━━━ Data listing ━━━

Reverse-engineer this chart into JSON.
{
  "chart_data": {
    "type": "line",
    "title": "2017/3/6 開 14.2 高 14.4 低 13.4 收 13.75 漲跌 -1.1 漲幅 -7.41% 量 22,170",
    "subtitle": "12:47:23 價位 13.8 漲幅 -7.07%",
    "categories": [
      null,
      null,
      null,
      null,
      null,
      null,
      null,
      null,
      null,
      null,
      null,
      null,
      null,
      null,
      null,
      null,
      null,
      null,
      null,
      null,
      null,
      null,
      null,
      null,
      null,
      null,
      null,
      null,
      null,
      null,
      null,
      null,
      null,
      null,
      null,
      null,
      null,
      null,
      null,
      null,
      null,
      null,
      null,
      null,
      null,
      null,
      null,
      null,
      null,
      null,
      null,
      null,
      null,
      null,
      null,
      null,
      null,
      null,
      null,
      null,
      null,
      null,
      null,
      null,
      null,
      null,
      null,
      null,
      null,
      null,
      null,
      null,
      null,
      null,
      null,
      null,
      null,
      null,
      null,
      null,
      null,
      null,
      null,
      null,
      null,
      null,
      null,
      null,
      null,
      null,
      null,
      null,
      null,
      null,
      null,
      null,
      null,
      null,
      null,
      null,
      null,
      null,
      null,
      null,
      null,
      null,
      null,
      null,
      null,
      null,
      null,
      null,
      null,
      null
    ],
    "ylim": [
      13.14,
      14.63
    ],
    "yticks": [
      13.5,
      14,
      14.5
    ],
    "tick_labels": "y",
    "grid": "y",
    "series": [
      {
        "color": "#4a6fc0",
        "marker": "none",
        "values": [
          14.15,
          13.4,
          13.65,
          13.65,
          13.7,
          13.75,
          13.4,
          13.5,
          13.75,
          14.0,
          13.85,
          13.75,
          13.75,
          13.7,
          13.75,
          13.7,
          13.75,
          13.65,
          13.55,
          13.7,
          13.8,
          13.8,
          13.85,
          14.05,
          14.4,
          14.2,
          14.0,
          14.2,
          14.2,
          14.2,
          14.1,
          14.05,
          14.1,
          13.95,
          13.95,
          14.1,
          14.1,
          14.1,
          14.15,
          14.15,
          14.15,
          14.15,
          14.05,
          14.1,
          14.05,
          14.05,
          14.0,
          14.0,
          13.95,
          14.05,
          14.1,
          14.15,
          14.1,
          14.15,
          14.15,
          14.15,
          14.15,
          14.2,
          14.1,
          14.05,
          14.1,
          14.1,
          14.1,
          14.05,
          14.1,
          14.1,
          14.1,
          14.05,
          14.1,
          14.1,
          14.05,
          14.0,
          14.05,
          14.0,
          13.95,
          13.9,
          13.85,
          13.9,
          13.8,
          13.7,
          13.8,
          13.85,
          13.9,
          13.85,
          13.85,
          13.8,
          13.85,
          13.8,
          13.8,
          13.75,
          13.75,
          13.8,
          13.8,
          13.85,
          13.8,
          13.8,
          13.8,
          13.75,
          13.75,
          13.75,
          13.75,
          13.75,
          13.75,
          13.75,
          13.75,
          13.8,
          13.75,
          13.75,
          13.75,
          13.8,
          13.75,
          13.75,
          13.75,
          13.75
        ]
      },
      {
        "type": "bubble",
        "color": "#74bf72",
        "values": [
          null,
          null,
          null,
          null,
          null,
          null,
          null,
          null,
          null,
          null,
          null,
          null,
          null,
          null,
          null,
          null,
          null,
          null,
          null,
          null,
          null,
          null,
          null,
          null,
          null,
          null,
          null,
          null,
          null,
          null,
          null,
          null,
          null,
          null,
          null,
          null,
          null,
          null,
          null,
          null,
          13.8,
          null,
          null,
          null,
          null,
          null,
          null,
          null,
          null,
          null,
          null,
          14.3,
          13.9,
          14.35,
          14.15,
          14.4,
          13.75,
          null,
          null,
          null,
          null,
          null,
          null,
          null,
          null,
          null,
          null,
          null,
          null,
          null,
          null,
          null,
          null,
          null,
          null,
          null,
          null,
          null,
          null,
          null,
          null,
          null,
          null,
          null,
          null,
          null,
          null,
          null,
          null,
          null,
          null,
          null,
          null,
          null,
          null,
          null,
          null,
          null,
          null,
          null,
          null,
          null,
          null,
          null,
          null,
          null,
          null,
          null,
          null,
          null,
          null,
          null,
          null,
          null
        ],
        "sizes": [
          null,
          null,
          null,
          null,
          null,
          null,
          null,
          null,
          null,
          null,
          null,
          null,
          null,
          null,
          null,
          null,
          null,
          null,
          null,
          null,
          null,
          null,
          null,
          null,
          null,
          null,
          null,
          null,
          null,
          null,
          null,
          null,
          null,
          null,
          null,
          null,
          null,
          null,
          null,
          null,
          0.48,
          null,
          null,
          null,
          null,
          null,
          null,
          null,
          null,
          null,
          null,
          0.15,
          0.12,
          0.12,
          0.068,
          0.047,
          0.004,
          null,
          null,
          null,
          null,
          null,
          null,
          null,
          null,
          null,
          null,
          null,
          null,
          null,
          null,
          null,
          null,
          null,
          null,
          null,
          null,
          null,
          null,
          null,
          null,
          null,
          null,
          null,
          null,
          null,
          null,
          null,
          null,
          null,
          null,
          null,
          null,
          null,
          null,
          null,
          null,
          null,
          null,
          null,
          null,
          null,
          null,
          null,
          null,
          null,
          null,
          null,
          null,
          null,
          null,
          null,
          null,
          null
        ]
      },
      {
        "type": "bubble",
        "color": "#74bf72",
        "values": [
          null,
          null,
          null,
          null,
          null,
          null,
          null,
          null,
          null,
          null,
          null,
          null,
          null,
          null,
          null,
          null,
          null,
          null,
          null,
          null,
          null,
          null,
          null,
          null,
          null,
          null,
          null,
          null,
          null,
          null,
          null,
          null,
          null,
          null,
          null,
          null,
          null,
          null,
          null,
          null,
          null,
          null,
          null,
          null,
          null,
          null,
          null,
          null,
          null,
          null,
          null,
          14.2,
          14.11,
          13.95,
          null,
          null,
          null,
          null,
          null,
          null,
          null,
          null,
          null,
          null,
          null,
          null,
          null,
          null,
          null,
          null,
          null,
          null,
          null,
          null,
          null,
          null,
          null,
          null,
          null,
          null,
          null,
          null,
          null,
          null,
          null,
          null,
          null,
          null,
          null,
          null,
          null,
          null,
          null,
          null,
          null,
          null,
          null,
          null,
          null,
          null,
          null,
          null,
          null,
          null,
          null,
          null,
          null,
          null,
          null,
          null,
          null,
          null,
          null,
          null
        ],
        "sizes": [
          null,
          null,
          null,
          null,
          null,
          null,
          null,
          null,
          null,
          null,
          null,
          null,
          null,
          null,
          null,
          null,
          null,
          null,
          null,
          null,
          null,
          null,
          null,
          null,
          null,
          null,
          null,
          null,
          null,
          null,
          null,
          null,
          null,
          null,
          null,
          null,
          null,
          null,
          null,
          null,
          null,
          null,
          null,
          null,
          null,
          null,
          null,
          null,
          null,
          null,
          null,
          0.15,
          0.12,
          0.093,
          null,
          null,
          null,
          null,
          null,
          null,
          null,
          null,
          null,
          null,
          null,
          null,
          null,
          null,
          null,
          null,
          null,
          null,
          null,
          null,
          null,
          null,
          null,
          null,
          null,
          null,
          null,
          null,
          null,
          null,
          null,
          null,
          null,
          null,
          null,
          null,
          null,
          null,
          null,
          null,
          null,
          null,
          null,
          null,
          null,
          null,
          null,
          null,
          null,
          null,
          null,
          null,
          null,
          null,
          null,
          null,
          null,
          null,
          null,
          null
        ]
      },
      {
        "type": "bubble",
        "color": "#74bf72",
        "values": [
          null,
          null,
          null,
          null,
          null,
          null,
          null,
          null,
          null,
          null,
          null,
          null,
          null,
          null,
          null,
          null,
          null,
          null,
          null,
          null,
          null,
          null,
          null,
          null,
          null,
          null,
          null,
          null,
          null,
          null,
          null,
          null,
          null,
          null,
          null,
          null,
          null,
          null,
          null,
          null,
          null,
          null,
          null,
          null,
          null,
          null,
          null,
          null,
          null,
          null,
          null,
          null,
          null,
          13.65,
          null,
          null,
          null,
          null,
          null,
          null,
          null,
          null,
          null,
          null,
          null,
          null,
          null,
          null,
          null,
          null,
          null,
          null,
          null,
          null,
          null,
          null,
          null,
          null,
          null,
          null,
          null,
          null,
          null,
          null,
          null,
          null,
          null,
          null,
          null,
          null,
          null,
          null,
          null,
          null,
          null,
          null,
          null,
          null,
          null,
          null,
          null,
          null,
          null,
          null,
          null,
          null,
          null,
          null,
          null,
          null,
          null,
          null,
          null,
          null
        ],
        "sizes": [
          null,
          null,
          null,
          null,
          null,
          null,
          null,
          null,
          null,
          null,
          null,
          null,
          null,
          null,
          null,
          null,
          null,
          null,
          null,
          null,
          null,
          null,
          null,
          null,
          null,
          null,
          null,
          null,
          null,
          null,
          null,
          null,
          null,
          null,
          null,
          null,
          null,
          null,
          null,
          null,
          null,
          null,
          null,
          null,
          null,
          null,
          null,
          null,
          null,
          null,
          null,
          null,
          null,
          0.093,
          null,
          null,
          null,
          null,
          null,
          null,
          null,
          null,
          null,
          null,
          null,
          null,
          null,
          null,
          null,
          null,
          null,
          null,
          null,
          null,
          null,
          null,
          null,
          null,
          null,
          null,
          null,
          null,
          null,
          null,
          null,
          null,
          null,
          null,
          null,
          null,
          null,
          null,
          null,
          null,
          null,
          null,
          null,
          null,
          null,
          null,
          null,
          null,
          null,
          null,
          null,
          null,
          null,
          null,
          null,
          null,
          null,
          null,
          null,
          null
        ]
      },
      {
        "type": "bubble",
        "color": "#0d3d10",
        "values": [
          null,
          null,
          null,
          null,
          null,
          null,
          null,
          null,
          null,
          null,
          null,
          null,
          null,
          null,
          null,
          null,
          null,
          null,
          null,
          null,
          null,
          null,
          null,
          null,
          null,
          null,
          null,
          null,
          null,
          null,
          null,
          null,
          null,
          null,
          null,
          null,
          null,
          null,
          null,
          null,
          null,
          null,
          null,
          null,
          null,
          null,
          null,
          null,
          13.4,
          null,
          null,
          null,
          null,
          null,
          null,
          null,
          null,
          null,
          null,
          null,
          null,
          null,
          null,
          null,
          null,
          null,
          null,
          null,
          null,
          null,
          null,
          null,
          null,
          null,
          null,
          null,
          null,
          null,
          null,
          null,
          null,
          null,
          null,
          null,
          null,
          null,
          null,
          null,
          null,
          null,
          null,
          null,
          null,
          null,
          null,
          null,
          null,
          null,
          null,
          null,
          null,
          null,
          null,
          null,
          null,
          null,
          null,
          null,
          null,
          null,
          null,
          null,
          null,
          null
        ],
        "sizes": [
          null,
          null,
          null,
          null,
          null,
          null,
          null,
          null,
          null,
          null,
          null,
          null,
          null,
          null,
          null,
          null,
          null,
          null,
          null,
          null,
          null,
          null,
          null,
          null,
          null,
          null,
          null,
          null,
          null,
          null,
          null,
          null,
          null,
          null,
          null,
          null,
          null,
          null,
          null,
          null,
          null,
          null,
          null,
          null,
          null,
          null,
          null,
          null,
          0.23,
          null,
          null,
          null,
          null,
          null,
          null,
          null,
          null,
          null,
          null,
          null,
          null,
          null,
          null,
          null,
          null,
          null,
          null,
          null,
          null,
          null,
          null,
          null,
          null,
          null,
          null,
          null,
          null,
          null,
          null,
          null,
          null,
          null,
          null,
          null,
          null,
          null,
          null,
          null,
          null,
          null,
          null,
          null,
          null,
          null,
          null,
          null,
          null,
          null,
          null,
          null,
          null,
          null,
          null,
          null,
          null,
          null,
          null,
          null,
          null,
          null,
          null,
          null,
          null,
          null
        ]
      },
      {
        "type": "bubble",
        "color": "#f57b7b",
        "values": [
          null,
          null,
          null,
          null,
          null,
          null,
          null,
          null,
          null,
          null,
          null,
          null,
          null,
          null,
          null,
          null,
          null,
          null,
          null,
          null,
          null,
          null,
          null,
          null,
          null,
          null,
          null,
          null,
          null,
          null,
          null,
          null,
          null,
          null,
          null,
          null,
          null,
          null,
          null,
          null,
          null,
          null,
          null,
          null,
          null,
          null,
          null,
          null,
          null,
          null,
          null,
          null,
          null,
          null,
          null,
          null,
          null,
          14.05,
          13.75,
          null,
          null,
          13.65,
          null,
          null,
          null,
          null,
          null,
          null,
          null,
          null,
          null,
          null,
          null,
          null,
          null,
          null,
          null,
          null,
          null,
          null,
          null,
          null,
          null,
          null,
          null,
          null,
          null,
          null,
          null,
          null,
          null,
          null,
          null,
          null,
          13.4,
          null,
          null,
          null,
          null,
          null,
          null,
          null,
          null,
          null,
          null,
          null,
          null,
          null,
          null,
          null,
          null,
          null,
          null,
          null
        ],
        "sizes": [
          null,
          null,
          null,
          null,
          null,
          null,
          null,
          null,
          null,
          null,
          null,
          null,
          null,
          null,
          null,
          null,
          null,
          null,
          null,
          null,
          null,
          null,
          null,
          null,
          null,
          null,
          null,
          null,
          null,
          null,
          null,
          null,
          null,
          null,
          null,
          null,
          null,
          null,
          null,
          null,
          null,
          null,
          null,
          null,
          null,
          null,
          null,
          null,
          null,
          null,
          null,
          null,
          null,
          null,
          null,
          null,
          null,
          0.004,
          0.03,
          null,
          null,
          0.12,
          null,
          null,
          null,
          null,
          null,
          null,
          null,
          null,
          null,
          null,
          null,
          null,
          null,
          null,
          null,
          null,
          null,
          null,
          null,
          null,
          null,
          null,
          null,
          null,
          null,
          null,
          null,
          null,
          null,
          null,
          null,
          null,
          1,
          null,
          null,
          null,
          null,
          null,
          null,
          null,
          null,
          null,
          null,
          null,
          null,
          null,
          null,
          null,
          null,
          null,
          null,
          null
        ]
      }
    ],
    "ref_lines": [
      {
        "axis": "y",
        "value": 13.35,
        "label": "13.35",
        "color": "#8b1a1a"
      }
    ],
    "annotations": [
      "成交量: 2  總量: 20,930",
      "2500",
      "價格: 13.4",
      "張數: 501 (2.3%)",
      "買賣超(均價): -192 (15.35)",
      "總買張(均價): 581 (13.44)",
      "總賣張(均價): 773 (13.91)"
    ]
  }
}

━━━

**Problem to work on**
Copy every line of the listing containing the string "color".

**Full output**
        "color": "#4a6fc0",
        "color": "#74bf72",
        "color": "#74bf72",
        "color": "#74bf72",
        "color": "#0d3d10",
        "color": "#f57b7b",
        "color": "#8b1a1a"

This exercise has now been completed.